— begin —
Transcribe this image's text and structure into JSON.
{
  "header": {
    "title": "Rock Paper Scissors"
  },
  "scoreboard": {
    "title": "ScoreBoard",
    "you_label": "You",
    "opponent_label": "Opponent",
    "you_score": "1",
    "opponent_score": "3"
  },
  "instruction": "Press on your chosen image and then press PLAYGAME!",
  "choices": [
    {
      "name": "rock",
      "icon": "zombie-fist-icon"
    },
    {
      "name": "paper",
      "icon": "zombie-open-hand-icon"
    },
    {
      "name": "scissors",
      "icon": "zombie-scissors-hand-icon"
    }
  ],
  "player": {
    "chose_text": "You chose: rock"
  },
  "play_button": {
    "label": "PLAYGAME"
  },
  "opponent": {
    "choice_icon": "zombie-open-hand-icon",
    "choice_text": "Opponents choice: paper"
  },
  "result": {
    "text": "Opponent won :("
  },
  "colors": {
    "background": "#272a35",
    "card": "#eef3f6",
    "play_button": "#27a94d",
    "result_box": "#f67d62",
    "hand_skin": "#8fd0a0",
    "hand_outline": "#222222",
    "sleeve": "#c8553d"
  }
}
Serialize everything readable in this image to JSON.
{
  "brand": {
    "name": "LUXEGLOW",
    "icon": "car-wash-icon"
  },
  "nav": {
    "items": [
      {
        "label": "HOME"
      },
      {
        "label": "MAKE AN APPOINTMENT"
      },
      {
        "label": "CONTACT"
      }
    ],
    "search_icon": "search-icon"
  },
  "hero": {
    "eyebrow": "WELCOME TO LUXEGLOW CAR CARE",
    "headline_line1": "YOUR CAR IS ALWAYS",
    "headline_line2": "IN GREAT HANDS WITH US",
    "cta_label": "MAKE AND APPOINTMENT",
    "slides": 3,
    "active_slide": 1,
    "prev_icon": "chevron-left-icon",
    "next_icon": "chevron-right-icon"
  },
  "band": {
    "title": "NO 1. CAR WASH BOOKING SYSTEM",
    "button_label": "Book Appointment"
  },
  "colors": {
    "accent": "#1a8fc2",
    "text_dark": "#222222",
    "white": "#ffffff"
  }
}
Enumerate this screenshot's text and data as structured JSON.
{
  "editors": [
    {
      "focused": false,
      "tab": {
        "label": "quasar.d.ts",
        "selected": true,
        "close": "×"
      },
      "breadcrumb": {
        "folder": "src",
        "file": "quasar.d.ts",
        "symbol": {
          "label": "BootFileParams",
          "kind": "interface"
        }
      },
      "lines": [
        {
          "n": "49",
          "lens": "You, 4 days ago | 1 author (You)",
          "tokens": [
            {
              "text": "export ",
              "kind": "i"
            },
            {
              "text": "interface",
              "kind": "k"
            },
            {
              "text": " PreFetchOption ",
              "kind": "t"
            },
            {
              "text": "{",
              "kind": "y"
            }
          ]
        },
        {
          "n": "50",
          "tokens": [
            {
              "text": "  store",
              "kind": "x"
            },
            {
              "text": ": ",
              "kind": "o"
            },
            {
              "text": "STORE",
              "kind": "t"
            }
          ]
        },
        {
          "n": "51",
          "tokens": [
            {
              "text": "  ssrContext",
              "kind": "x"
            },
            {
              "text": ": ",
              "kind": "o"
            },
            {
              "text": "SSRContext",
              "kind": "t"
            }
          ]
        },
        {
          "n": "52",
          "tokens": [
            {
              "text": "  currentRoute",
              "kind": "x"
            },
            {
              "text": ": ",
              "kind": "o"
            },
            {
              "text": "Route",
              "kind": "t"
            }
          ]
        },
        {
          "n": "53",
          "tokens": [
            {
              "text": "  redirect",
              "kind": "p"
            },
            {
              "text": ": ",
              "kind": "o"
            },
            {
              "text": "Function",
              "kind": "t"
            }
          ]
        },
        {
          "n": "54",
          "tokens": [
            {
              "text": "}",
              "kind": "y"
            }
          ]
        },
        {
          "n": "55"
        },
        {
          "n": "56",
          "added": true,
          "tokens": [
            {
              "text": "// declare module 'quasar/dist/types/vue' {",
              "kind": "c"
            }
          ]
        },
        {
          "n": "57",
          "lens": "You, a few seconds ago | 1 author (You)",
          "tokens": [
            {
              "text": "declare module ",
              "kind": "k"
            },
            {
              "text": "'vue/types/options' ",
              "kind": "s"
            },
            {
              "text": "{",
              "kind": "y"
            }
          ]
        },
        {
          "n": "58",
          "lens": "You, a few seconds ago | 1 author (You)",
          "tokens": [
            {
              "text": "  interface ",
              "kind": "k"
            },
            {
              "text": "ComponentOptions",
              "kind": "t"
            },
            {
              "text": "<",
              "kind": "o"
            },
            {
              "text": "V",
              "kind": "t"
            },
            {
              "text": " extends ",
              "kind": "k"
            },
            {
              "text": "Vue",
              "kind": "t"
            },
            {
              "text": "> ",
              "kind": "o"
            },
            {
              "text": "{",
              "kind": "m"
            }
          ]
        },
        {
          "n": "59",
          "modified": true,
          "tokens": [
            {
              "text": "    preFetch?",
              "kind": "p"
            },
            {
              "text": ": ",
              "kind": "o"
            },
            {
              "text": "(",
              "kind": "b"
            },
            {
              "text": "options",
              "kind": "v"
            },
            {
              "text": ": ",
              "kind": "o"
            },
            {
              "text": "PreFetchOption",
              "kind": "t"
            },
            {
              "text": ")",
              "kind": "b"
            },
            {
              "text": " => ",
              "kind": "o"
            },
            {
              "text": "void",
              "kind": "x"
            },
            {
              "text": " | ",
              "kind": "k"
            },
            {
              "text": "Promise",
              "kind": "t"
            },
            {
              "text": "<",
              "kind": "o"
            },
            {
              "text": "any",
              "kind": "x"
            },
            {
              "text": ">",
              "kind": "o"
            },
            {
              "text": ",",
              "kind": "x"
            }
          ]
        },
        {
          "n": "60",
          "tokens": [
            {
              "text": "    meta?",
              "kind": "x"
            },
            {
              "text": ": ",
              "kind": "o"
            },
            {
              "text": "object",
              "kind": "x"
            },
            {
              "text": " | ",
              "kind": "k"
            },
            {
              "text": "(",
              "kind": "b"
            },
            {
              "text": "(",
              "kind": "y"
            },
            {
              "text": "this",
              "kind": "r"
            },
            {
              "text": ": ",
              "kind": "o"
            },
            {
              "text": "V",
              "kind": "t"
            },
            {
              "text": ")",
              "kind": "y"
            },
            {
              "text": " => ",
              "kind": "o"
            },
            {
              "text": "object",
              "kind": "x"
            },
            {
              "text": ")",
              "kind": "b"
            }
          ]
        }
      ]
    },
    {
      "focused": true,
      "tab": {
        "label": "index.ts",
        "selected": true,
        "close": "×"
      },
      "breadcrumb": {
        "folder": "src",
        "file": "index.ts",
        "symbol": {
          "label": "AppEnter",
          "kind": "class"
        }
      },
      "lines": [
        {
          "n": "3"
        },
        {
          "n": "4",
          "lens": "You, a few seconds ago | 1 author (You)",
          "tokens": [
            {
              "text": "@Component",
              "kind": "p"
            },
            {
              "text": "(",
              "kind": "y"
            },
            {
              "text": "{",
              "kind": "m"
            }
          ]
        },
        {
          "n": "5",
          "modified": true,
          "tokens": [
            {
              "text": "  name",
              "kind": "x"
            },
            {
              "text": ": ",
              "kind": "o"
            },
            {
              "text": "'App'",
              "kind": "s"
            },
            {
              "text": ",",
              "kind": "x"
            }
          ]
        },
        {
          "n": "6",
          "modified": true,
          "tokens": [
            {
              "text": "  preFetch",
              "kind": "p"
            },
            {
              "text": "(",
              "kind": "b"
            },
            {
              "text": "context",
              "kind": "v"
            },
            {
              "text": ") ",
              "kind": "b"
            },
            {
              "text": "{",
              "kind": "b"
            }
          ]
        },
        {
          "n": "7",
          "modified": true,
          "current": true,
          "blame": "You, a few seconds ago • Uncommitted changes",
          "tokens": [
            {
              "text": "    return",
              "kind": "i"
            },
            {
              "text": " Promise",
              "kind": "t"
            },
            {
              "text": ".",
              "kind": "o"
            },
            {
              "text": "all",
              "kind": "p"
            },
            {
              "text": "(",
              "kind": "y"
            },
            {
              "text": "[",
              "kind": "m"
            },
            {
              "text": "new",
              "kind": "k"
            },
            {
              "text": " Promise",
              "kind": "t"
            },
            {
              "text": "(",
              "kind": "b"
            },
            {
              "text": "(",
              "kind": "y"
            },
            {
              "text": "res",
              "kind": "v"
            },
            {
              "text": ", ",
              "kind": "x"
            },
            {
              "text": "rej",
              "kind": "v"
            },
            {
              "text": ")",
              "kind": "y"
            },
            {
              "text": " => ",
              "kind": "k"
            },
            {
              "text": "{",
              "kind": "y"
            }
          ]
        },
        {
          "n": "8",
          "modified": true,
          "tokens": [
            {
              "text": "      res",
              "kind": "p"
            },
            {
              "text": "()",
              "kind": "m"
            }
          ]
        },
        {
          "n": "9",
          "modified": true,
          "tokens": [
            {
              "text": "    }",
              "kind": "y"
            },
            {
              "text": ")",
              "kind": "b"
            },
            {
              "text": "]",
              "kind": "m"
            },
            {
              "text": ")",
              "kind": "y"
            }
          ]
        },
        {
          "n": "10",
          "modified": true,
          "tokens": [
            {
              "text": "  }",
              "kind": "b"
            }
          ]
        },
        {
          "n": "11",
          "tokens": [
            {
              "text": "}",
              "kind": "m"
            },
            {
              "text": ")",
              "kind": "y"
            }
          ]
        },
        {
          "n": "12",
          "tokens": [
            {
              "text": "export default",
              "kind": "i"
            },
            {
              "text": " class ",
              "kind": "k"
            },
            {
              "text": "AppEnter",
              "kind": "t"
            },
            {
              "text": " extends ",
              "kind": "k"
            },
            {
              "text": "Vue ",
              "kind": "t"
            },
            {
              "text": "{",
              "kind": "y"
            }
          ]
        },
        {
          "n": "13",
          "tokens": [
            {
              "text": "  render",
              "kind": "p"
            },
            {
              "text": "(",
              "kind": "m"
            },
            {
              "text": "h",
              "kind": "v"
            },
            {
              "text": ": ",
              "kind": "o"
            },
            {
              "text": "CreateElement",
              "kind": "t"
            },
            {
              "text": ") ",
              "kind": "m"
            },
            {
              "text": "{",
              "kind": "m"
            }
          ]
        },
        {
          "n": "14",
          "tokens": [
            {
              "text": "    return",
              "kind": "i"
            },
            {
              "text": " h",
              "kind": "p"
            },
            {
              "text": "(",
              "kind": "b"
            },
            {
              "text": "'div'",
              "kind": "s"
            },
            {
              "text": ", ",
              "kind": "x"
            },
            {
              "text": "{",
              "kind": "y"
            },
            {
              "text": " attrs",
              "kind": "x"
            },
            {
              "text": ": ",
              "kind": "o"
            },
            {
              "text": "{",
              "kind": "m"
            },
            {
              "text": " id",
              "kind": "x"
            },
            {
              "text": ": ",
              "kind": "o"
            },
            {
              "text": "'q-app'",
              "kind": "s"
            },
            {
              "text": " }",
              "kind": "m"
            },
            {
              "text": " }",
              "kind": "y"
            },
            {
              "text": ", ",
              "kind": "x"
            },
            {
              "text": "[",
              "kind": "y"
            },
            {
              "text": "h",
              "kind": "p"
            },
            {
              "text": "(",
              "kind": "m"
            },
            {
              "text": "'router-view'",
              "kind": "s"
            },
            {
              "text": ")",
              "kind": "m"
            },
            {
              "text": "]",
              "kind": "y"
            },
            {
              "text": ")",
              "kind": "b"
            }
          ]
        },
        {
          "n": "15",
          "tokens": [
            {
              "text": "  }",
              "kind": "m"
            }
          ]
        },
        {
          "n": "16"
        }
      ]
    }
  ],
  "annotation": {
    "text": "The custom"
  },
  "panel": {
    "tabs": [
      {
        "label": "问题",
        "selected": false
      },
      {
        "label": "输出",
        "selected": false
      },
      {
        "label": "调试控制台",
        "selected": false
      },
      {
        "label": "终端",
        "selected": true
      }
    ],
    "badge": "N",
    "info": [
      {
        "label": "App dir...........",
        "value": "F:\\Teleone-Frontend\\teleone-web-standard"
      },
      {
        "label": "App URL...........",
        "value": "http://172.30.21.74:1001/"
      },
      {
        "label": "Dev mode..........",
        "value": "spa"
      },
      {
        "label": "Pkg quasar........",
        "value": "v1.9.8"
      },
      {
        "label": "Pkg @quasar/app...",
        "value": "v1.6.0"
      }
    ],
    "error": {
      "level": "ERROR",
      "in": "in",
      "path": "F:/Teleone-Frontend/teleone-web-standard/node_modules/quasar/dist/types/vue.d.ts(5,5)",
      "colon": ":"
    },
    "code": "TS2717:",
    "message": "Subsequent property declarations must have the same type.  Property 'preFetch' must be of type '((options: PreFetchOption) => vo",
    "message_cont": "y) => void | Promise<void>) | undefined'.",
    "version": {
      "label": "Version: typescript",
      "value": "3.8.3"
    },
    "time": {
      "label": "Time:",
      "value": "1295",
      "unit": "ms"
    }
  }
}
— end —
**Exercise task:** Isolate the lines above that contain the word "open" and copy them.

**Reply:**
      "icon": "zombie-open-hand-icon"
    "choice_icon": "zombie-open-hand-icon",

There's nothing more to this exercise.